(WHAT IS REQUIRED) Count the lines in the records below that contain the word "this", and reply with only that number.

(RECORD EXCERPTS)
----------------------------------------

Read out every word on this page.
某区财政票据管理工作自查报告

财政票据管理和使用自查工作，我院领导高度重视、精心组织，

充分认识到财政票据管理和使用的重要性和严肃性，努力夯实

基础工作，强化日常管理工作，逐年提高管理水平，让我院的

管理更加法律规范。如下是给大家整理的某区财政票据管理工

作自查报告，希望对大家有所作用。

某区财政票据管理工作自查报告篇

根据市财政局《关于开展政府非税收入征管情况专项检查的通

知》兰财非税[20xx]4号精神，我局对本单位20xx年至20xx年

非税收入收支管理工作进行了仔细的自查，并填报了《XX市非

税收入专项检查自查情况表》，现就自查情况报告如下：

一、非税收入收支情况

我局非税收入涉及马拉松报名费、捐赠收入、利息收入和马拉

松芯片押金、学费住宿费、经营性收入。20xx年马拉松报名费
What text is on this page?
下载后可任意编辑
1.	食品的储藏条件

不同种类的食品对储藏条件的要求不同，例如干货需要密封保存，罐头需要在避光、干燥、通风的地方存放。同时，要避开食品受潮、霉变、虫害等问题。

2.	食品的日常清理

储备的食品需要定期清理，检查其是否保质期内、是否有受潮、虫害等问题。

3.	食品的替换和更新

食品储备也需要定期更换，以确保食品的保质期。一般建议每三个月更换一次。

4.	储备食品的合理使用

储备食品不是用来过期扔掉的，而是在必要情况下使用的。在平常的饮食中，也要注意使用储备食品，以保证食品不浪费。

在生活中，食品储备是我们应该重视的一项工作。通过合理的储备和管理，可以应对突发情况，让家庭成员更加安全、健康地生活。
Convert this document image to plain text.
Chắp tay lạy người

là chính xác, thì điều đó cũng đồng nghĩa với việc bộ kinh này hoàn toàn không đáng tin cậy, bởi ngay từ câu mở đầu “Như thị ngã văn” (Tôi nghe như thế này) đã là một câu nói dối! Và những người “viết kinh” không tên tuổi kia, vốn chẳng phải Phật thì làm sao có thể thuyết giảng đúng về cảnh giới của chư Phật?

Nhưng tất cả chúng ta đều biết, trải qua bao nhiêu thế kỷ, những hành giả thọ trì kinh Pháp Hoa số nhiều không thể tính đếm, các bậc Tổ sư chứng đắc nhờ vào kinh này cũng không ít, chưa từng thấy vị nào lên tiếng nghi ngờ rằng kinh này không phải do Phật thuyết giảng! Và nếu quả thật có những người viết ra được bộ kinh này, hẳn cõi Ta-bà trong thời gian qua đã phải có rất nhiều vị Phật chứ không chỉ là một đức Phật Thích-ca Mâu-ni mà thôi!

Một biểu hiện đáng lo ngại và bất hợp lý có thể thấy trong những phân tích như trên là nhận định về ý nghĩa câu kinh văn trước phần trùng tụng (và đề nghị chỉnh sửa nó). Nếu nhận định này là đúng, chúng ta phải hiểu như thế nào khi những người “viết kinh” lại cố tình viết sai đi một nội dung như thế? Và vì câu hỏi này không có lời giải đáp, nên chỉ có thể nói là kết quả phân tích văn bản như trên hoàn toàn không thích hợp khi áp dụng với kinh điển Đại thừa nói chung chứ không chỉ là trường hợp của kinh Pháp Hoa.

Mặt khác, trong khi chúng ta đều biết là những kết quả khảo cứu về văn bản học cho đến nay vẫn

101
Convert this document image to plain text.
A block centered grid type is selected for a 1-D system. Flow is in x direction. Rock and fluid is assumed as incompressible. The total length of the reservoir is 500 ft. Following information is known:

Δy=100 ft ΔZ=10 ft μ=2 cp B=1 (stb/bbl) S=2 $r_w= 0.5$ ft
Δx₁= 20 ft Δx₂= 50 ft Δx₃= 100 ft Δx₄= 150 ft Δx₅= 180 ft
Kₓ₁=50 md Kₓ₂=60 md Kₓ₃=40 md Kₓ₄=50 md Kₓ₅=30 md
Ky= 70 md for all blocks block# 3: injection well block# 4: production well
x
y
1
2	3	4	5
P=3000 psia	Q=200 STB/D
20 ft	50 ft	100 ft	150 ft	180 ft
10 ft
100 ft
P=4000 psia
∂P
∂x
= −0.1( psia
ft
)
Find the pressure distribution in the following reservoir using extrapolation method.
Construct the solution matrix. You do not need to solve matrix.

----------------------------------------

(RESPONSE TO THE TASK) 4